* begin *

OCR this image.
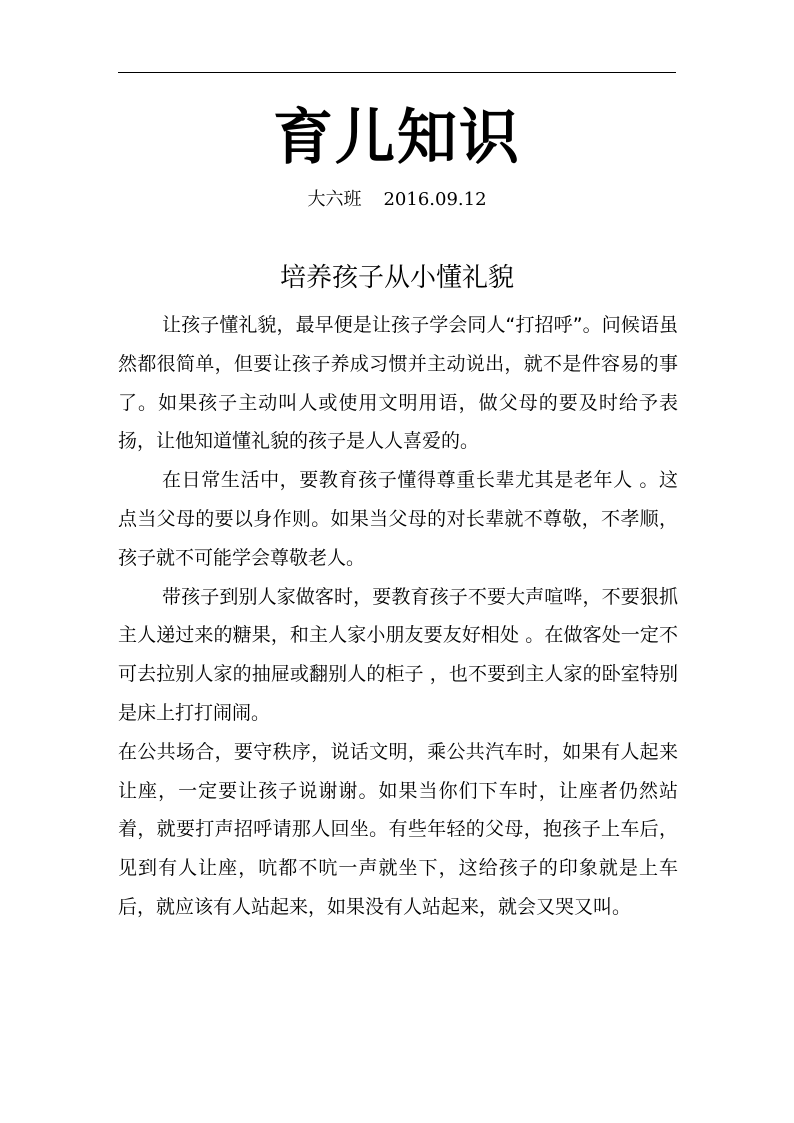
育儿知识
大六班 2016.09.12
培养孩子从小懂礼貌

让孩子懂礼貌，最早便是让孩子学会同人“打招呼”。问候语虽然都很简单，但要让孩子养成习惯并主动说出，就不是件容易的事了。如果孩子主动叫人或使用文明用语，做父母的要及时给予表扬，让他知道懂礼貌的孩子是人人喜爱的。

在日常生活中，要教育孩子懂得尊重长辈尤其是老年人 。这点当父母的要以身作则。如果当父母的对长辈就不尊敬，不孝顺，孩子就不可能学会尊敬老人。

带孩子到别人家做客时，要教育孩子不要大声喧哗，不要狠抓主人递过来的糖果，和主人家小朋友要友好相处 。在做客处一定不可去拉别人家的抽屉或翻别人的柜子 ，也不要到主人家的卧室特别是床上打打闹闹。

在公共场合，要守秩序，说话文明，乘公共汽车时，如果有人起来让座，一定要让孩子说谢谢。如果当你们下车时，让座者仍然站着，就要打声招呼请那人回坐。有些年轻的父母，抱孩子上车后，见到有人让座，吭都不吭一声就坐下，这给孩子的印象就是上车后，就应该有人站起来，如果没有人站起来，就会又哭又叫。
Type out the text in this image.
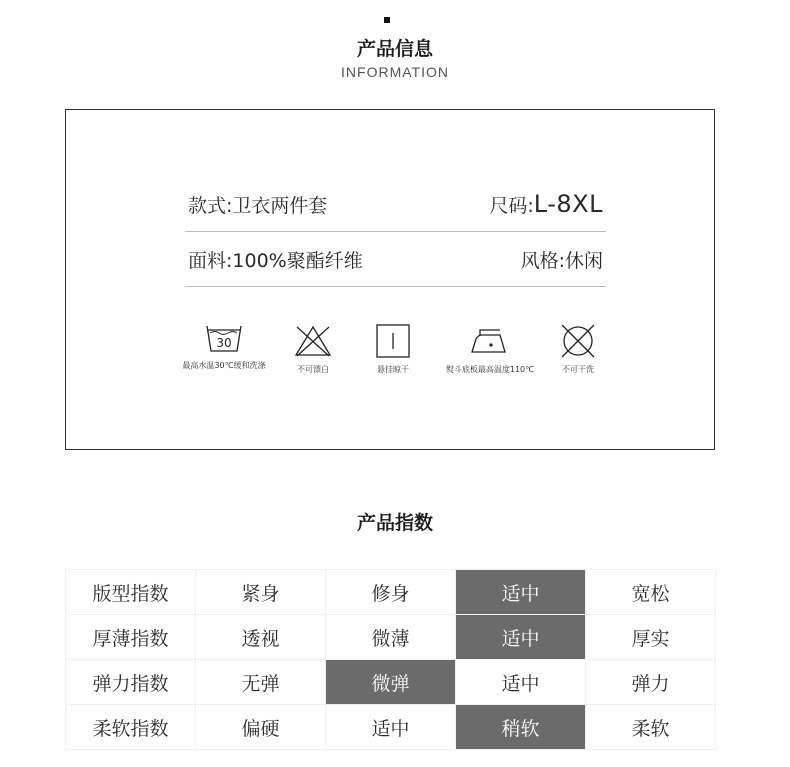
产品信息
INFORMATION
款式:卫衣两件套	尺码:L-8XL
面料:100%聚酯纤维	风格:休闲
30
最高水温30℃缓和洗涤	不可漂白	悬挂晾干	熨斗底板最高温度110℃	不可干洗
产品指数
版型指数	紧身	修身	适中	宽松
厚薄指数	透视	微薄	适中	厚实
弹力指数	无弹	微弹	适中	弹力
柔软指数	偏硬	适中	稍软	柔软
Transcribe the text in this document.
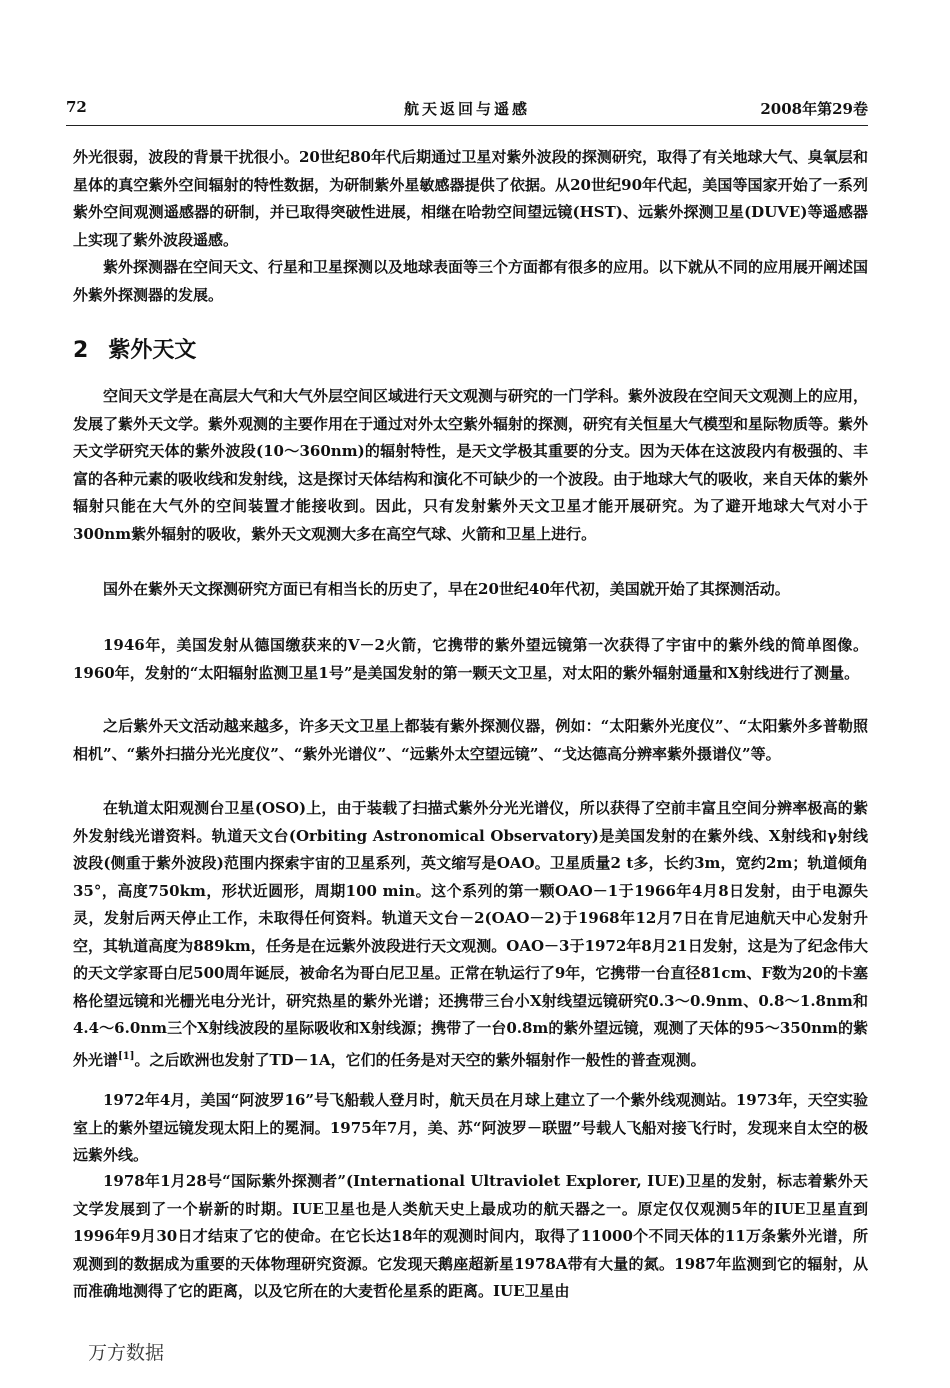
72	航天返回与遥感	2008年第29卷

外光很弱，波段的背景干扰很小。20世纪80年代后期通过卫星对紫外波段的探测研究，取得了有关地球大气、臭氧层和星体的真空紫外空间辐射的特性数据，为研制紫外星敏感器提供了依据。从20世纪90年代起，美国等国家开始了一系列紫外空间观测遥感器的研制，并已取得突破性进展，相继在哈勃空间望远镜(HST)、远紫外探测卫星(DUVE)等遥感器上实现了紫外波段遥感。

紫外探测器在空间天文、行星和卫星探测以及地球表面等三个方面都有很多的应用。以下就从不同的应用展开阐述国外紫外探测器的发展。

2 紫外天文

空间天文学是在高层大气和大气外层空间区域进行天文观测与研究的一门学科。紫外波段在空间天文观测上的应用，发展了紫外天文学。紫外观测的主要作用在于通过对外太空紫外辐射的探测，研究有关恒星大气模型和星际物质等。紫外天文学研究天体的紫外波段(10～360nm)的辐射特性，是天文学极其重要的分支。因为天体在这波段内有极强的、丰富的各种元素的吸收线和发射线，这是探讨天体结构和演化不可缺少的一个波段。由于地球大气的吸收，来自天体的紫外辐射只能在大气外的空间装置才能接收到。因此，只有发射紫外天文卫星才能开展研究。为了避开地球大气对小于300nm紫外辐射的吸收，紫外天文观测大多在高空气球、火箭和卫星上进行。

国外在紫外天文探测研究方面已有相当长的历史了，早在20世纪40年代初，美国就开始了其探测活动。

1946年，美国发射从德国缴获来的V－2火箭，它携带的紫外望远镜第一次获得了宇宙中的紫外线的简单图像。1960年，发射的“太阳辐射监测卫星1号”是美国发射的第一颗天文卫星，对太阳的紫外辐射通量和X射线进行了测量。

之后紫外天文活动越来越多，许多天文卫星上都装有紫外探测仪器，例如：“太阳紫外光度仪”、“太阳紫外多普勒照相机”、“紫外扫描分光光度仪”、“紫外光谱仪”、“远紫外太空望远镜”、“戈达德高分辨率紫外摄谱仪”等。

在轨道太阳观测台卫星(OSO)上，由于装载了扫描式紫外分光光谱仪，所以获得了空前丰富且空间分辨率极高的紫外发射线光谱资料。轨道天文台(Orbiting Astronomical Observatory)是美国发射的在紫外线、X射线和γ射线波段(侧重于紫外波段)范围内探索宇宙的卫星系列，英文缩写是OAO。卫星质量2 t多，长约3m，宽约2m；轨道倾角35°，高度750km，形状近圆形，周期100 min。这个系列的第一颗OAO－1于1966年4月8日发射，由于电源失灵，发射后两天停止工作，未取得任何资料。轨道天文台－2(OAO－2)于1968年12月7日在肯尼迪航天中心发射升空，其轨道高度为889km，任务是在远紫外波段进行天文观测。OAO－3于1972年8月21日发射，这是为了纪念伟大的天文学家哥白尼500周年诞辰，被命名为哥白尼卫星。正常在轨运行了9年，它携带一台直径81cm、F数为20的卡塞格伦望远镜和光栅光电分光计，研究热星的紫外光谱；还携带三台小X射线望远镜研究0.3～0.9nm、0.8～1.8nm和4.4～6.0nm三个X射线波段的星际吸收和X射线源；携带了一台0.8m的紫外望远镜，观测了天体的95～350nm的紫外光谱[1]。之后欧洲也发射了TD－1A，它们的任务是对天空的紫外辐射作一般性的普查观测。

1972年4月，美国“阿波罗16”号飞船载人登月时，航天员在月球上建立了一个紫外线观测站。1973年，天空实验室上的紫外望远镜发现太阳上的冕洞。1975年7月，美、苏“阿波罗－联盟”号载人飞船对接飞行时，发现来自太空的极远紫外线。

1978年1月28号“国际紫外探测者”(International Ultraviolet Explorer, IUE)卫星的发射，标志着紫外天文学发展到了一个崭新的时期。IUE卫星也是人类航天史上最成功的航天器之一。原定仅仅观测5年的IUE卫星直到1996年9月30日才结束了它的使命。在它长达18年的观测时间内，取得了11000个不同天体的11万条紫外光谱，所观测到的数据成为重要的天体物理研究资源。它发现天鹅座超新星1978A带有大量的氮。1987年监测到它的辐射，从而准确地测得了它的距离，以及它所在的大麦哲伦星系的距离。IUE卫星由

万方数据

* end *
* begin *

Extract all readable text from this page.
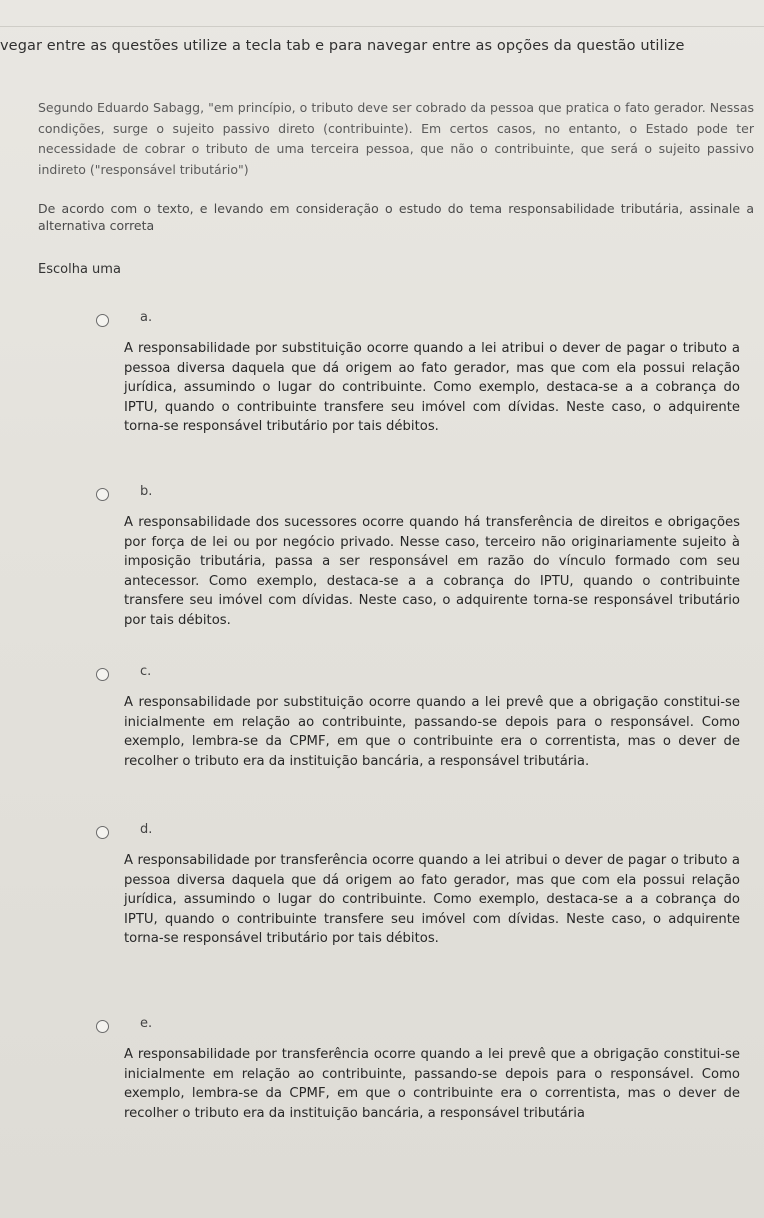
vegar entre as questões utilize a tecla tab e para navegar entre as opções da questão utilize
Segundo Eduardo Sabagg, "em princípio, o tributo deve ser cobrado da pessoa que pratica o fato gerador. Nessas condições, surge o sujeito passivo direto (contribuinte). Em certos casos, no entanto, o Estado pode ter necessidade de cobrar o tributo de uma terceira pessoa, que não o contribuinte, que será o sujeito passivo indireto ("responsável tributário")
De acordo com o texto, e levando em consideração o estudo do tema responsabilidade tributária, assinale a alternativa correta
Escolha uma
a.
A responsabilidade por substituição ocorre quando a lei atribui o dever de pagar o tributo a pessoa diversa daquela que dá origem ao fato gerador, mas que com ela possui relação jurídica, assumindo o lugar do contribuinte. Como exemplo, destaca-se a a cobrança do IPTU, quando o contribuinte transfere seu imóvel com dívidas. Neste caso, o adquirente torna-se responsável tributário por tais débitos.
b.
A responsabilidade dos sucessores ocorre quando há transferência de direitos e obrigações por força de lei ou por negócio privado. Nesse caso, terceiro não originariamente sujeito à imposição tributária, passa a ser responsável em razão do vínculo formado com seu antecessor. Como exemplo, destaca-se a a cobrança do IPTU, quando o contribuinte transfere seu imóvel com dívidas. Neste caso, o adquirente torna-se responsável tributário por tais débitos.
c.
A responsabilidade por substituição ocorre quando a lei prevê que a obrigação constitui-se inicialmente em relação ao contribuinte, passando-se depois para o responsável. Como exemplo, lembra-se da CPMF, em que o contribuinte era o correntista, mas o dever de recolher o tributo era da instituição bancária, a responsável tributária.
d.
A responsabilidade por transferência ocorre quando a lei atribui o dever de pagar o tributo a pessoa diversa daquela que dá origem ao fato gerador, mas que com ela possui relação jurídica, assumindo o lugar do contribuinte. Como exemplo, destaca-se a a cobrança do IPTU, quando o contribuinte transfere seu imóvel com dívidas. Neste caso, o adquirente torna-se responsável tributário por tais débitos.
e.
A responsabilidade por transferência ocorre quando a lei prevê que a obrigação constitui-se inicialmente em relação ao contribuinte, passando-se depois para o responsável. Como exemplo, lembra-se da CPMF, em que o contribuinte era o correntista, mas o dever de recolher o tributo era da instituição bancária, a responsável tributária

* end *

Above are the records. Copy every line in them holding "image".

OCR this image.
Type out the text in this image.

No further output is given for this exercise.